**** Raw records

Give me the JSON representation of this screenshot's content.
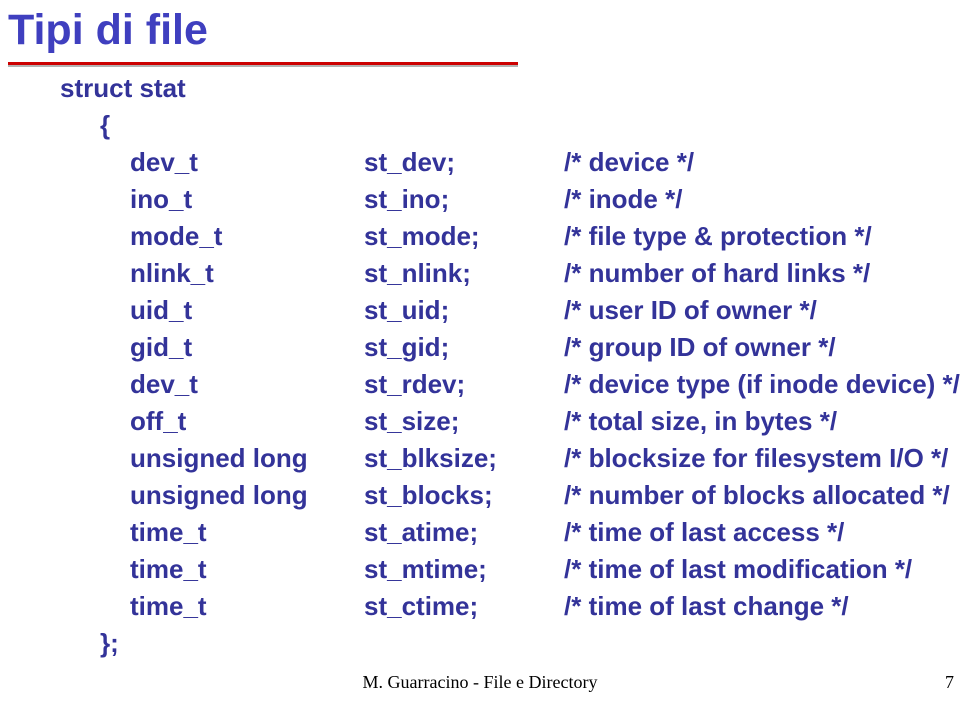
{
  "title": "Tipi di file",
  "struct_open": "struct stat",
  "brace_open": "{",
  "brace_close": "};",
  "rows": [
    {
      "type": "dev_t",
      "field": "st_dev;",
      "comment": "/* device */"
    },
    {
      "type": "ino_t",
      "field": "st_ino;",
      "comment": "/* inode */"
    },
    {
      "type": "mode_t",
      "field": "st_mode;",
      "comment": "/* file type & protection */"
    },
    {
      "type": "nlink_t",
      "field": "st_nlink;",
      "comment": "/* number of hard links */"
    },
    {
      "type": "uid_t",
      "field": "st_uid;",
      "comment": "/* user ID of owner */"
    },
    {
      "type": "gid_t",
      "field": "st_gid;",
      "comment": "/* group ID of owner */"
    },
    {
      "type": "dev_t",
      "field": "st_rdev;",
      "comment": "/* device type (if inode device) */"
    },
    {
      "type": "off_t",
      "field": "st_size;",
      "comment": "/* total size, in bytes */"
    },
    {
      "type": "unsigned long",
      "field": "st_blksize;",
      "comment": "/* blocksize for filesystem I/O */"
    },
    {
      "type": "unsigned long",
      "field": "st_blocks;",
      "comment": "/* number of blocks allocated */"
    },
    {
      "type": "time_t",
      "field": "st_atime;",
      "comment": "/* time of last access */"
    },
    {
      "type": "time_t",
      "field": "st_mtime;",
      "comment": "/* time of last modification */"
    },
    {
      "type": "time_t",
      "field": "st_ctime;",
      "comment": "/* time of last change */"
    }
  ],
  "footer": "M. Guarracino - File e Directory",
  "page_number": "7"
}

********

-- Aim of the exercise --
Looking at the records above, say how many lines hold the string "inode". Write nothing but the number.

-- Reply to the task --
2